What you should do: Without the pictures, give the entries below again exactly as written.

Data for this task:

+-------+

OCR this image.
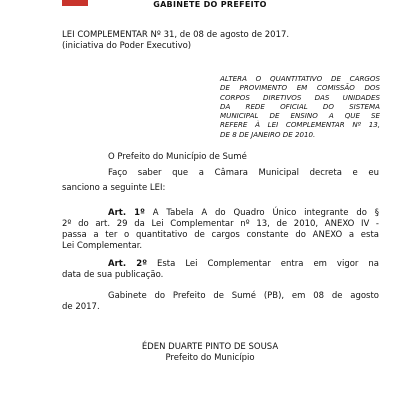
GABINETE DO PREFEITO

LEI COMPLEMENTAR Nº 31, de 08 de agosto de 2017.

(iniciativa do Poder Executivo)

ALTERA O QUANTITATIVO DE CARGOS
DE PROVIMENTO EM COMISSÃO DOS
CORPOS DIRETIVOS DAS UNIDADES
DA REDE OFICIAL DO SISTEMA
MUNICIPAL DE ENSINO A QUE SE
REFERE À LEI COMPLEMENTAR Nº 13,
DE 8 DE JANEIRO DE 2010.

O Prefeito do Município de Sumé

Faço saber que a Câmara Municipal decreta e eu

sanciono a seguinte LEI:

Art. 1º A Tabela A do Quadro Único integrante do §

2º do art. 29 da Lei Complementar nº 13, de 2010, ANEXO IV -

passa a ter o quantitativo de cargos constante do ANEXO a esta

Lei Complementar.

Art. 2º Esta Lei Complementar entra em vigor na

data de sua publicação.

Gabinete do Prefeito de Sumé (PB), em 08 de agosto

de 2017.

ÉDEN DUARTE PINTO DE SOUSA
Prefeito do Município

+-------+

Result:
OCR this image.
GABINETE DO PREFEITO

LEI COMPLEMENTAR Nº 31, de 08 de agosto de 2017.

(iniciativa do Poder Executivo)

ALTERA O QUANTITATIVO DE CARGOS
DE PROVIMENTO EM COMISSÃO DOS
CORPOS DIRETIVOS DAS UNIDADES
DA REDE OFICIAL DO SISTEMA
MUNICIPAL DE ENSINO A QUE SE
REFERE À LEI COMPLEMENTAR Nº 13,
DE 8 DE JANEIRO DE 2010.

O Prefeito do Município de Sumé

Faço saber que a Câmara Municipal decreta e eu

sanciono a seguinte LEI:

Art. 1º A Tabela A do Quadro Único integrante do §

2º do art. 29 da Lei Complementar nº 13, de 2010, ANEXO IV -

passa a ter o quantitativo de cargos constante do ANEXO a esta

Lei Complementar.

Art. 2º Esta Lei Complementar entra em vigor na

data de sua publicação.

Gabinete do Prefeito de Sumé (PB), em 08 de agosto

de 2017.

ÉDEN DUARTE PINTO DE SOUSA
Prefeito do Município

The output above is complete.